Task to complete => Copy out the rows word for word, starting with the first row and continuing through the row that contains "chevron-down-icon: ▼ — [98, 284, 116, 304]".

Available records =>
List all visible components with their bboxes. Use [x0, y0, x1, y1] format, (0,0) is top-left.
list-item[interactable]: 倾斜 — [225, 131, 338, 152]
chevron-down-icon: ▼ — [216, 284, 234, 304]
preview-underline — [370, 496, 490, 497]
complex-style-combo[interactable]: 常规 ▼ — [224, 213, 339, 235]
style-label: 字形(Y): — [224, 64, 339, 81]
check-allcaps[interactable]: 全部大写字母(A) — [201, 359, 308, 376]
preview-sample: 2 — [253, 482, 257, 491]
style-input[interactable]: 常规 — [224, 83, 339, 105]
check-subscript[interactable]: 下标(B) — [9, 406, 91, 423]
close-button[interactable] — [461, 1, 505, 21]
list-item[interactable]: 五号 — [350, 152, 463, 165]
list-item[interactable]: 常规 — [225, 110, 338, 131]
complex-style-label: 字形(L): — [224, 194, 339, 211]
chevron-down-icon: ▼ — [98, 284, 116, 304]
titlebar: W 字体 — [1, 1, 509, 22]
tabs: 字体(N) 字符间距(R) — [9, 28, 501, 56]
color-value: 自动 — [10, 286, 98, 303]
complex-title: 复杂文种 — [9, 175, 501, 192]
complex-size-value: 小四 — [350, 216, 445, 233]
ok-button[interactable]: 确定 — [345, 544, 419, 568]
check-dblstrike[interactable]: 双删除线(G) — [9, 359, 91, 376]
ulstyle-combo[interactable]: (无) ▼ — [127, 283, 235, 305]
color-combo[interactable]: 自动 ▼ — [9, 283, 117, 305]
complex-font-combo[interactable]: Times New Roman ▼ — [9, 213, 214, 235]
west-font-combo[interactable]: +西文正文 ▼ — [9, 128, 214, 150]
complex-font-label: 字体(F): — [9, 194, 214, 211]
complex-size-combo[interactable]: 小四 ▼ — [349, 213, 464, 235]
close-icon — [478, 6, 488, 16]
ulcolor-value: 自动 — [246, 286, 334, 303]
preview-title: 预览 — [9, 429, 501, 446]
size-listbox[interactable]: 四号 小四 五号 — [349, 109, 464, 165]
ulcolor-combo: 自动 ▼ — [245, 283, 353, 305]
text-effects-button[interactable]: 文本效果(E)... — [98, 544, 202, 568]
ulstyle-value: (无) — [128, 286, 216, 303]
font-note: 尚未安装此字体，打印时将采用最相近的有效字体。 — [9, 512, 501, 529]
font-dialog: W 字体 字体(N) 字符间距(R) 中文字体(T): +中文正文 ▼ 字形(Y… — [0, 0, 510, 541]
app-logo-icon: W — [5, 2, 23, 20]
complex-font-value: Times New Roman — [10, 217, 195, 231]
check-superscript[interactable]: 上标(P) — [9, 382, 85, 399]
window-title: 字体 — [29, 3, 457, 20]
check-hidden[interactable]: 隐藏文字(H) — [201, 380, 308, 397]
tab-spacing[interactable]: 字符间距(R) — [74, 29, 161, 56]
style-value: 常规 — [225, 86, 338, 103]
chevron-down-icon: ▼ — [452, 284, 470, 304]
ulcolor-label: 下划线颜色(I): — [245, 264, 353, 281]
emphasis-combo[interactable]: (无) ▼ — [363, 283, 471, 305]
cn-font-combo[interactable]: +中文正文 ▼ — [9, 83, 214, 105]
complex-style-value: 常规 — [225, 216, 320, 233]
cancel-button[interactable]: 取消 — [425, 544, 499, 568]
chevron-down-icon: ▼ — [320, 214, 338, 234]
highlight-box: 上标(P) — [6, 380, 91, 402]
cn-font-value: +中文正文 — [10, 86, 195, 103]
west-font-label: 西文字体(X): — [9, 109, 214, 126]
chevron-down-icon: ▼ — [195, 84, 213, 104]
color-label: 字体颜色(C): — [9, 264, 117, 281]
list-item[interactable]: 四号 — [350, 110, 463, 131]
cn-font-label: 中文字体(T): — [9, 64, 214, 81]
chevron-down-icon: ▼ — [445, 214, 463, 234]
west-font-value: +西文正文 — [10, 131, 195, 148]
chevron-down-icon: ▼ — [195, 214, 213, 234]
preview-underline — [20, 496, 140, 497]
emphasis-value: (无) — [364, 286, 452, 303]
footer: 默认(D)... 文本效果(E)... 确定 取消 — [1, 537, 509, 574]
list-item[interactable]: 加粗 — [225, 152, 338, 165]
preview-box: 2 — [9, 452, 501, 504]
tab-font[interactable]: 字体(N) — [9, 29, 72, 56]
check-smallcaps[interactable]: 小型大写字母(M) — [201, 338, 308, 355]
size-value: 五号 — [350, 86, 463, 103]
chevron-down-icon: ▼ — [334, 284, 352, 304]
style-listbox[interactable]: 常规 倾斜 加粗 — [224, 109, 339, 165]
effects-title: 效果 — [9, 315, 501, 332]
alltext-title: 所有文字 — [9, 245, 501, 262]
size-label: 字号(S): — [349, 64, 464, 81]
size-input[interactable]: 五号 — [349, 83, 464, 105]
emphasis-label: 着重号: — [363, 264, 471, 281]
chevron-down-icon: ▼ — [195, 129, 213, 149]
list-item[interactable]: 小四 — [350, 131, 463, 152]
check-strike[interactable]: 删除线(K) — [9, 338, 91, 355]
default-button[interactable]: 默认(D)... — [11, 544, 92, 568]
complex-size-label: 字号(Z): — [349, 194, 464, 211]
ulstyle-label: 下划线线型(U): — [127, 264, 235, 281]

Task solution =>
List all visible components with their bboxes. Use [x0, y0, x1, y1] format, (0,0) is top-left.
list-item[interactable]: 倾斜 — [225, 131, 338, 152]
chevron-down-icon: ▼ — [216, 284, 234, 304]
preview-underline — [370, 496, 490, 497]
complex-style-combo[interactable]: 常规 ▼ — [224, 213, 339, 235]
style-label: 字形(Y): — [224, 64, 339, 81]
check-allcaps[interactable]: 全部大写字母(A) — [201, 359, 308, 376]
preview-sample: 2 — [253, 482, 257, 491]
style-input[interactable]: 常规 — [224, 83, 339, 105]
check-subscript[interactable]: 下标(B) — [9, 406, 91, 423]
close-button[interactable] — [461, 1, 505, 21]
list-item[interactable]: 五号 — [350, 152, 463, 165]
list-item[interactable]: 常规 — [225, 110, 338, 131]
complex-style-label: 字形(L): — [224, 194, 339, 211]
chevron-down-icon: ▼ — [98, 284, 116, 304]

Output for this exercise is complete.